Extracted data entries
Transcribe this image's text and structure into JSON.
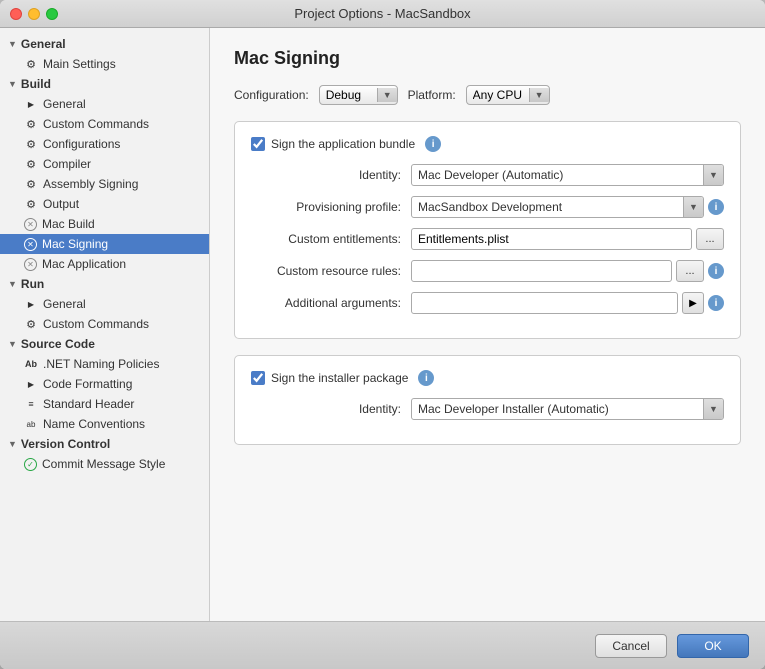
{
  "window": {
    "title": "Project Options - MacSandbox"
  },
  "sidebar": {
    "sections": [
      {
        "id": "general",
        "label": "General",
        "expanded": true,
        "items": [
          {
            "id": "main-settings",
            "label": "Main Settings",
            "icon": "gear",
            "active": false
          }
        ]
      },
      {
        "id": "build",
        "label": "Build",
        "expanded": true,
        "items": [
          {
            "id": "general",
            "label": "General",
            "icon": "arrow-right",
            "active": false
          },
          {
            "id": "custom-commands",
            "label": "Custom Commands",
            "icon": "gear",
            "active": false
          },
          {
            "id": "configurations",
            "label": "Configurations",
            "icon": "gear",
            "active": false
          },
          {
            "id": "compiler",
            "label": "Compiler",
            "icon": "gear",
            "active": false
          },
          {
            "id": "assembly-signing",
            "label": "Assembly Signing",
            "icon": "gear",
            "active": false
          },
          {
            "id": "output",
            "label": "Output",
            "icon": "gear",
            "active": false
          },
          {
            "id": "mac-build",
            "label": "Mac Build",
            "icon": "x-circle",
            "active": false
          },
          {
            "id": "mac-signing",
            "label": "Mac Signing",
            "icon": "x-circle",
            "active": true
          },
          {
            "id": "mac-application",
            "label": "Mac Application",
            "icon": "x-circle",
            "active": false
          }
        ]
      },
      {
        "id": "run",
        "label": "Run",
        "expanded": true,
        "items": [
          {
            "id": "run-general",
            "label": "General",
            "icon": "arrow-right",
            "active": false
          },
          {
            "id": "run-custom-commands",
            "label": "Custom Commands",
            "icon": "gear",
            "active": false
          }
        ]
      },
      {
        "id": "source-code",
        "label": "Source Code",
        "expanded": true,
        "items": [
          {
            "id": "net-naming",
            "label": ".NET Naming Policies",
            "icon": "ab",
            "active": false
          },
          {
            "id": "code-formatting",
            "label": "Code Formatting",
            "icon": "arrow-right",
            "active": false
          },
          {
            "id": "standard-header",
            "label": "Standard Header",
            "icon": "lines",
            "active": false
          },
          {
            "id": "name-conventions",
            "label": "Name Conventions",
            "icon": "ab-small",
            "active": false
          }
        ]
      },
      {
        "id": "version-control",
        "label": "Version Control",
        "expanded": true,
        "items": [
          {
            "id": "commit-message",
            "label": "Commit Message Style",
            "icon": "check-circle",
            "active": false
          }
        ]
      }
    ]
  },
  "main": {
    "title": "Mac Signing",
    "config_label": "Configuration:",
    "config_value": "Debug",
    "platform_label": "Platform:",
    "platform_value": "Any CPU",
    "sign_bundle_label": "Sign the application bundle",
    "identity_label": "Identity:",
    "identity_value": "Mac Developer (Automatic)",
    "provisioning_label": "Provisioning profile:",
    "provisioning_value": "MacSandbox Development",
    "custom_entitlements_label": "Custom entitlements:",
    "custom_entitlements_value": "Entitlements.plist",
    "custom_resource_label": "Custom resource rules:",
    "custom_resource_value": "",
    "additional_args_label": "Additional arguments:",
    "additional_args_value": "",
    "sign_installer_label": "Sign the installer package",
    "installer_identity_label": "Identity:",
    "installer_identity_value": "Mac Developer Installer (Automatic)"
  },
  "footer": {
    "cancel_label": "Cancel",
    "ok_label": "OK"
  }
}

==

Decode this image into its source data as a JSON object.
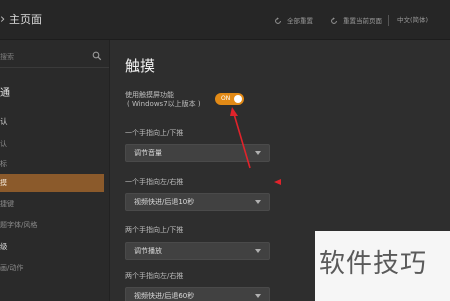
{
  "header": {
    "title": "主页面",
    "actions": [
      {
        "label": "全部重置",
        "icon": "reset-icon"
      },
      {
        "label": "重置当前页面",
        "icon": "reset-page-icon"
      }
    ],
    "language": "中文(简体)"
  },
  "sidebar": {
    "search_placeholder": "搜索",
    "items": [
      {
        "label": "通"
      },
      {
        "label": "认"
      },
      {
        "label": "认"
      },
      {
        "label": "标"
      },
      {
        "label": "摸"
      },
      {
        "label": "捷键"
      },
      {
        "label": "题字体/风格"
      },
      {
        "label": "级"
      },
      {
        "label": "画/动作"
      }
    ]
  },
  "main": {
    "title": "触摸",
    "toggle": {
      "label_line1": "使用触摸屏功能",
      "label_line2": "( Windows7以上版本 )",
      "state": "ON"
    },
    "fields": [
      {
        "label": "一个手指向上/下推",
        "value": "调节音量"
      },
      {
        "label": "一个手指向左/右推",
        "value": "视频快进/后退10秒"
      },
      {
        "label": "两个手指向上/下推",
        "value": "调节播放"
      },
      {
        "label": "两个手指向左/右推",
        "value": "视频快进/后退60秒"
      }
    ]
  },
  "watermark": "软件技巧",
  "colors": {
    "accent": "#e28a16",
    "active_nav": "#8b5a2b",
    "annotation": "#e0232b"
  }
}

| Given task |
Find the lines containing "into" and list every one of them.

| Reply to the task |
Transcribe this image's text and structure into JSON.
Decode this image into its source data as a JSON object.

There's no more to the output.